WHAT YOU ARE ASKED TO DO.
State the number of lines in these records that include the word "score", and add nothing to it.

_ _ _

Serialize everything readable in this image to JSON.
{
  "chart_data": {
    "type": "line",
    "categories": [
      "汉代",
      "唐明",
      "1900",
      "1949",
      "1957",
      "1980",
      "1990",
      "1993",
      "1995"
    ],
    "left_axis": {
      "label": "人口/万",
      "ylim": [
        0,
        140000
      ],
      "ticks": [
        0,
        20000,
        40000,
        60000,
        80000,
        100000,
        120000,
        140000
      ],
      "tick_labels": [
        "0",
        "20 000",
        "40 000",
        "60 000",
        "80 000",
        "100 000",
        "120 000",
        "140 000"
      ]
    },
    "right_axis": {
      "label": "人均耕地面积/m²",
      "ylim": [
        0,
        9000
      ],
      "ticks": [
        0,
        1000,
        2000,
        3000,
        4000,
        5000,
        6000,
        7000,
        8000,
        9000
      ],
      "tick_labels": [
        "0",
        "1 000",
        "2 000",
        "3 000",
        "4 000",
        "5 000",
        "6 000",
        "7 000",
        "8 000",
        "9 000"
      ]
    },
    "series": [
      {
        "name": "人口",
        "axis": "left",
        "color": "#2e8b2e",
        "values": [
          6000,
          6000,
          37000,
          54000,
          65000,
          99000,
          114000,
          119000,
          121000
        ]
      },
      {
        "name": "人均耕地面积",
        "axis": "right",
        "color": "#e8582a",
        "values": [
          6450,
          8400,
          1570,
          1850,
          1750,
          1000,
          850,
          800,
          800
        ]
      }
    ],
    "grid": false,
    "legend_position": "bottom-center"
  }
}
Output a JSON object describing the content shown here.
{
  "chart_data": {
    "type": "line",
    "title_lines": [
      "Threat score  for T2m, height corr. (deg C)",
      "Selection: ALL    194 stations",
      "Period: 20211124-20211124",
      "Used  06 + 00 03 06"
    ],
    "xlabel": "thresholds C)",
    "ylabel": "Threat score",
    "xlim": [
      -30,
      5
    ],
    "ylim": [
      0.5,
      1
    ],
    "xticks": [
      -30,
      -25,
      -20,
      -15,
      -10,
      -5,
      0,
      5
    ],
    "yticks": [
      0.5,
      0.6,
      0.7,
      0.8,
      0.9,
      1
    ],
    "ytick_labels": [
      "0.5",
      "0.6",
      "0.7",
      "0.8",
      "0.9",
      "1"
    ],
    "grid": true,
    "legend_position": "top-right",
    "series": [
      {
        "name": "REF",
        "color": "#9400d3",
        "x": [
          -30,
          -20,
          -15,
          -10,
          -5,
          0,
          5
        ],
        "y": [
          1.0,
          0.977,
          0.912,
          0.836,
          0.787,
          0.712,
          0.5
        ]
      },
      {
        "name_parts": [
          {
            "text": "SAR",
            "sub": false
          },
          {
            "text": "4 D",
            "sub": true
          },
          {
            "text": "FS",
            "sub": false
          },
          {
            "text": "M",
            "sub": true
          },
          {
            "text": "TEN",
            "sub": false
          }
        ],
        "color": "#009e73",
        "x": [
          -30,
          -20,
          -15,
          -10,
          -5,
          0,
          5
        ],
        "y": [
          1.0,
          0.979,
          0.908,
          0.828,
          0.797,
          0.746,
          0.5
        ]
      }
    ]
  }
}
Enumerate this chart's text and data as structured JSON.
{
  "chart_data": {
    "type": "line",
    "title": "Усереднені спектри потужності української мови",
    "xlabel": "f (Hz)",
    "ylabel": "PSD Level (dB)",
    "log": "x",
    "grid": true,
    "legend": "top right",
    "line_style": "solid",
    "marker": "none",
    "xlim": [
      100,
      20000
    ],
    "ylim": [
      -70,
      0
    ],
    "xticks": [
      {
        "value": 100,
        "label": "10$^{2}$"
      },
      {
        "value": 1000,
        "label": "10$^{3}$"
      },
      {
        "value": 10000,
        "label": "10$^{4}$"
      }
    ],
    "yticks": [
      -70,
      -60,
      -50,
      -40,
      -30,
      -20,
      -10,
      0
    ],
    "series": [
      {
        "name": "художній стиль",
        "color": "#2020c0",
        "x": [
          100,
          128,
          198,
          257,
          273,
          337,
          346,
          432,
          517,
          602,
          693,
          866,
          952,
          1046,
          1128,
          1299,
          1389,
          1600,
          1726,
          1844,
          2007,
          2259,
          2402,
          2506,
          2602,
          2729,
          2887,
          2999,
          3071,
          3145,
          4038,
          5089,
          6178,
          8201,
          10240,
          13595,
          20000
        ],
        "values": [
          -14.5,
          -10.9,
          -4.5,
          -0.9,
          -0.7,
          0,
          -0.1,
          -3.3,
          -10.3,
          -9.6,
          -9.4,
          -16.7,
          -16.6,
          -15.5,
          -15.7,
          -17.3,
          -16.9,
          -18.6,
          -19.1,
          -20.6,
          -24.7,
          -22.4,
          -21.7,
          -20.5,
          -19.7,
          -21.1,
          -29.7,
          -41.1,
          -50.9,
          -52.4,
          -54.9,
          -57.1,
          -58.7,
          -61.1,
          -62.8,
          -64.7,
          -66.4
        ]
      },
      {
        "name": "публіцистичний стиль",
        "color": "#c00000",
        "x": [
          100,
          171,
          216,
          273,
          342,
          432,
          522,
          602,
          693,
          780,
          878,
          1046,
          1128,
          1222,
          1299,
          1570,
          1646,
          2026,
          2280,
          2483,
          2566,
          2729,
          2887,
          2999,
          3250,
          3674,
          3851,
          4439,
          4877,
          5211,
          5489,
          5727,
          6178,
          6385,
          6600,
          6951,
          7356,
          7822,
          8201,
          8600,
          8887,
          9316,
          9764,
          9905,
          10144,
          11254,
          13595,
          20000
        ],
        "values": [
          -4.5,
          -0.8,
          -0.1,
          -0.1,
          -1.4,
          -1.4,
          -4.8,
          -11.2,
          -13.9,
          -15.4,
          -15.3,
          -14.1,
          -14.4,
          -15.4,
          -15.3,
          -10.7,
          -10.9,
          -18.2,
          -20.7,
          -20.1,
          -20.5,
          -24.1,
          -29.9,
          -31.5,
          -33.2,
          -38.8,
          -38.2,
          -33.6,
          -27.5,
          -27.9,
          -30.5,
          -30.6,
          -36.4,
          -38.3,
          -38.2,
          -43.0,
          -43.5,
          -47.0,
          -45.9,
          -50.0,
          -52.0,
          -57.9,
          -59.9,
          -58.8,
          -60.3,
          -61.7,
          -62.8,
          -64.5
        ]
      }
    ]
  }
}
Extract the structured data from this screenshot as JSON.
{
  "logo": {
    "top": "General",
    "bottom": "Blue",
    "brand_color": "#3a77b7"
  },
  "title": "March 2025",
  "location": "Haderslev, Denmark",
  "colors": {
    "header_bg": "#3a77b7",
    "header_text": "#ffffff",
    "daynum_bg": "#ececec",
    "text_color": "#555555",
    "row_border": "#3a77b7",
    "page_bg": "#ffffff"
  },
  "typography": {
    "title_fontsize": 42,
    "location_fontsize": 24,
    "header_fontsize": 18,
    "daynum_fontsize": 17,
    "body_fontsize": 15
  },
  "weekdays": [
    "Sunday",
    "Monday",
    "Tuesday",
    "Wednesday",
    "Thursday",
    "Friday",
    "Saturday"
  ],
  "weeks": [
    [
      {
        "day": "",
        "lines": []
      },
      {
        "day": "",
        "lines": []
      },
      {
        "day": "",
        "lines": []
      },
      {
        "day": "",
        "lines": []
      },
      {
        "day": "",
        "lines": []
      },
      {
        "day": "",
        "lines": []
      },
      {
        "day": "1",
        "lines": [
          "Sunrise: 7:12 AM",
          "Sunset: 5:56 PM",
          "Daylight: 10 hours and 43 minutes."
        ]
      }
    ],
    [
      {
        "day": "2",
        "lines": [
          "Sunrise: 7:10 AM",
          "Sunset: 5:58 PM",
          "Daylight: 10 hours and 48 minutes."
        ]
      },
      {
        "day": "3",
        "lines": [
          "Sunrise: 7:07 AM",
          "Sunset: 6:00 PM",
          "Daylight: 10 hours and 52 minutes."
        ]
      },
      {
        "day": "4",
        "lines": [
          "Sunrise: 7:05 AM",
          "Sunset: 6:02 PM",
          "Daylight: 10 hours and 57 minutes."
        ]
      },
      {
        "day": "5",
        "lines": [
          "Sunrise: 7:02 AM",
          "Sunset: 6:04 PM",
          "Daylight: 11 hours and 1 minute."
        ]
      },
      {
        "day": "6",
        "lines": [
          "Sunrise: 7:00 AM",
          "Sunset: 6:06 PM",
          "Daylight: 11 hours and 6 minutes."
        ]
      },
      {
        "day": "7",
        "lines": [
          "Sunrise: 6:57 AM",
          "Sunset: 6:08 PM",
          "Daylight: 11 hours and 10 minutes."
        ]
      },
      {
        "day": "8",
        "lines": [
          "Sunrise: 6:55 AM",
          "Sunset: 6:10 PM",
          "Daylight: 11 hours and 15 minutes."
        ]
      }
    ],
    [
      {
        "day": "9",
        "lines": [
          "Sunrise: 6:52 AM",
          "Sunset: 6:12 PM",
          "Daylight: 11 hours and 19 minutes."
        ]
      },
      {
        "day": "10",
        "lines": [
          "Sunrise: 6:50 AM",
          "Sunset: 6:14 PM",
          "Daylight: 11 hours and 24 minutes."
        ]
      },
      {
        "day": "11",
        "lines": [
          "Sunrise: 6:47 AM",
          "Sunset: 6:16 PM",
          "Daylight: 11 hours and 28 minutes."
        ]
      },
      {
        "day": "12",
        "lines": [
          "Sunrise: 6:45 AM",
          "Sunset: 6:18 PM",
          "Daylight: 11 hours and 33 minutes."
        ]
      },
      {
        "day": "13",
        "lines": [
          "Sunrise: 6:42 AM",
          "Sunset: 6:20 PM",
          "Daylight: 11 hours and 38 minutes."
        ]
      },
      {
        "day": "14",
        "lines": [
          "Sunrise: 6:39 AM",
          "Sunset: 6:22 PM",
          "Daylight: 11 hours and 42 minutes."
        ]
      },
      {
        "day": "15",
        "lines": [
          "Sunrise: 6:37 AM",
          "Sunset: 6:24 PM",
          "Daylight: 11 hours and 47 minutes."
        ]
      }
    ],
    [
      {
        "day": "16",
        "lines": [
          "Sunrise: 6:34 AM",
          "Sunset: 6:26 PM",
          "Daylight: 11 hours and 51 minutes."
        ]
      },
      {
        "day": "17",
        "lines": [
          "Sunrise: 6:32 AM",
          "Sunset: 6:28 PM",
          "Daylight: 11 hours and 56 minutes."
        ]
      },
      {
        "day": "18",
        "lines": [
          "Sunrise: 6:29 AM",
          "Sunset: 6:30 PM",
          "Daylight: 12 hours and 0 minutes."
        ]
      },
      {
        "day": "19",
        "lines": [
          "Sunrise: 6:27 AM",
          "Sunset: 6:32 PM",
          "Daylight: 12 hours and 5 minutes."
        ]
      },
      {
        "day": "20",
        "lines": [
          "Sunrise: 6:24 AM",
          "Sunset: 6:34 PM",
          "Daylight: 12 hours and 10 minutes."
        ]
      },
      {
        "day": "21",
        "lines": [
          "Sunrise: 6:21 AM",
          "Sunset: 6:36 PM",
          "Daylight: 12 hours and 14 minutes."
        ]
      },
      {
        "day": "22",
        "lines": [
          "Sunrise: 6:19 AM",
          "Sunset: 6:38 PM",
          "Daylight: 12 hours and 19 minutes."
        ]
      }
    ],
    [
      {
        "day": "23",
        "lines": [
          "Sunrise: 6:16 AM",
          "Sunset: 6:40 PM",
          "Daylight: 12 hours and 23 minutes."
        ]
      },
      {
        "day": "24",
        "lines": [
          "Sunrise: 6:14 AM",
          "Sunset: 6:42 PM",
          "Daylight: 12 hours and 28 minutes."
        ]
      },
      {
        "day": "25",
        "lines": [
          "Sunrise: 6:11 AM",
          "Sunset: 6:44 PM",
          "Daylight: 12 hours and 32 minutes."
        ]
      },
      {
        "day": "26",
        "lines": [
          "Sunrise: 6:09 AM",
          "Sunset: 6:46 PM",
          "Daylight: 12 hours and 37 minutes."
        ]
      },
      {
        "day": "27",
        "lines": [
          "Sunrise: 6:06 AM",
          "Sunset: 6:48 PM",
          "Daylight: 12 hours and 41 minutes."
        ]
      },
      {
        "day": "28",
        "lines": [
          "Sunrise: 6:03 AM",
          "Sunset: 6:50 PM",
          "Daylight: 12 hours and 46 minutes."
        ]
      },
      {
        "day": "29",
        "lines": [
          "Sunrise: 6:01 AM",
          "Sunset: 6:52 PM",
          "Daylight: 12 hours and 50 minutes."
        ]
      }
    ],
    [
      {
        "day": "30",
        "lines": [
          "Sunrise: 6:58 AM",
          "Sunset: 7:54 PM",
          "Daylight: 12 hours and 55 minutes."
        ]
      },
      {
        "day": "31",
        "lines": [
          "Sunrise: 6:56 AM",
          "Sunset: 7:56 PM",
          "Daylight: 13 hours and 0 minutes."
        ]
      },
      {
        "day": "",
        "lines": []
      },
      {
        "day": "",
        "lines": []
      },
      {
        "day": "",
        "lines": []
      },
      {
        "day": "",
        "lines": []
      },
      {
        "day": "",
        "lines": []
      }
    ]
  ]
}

_ _ _

ANSWER TO THE TASK.
2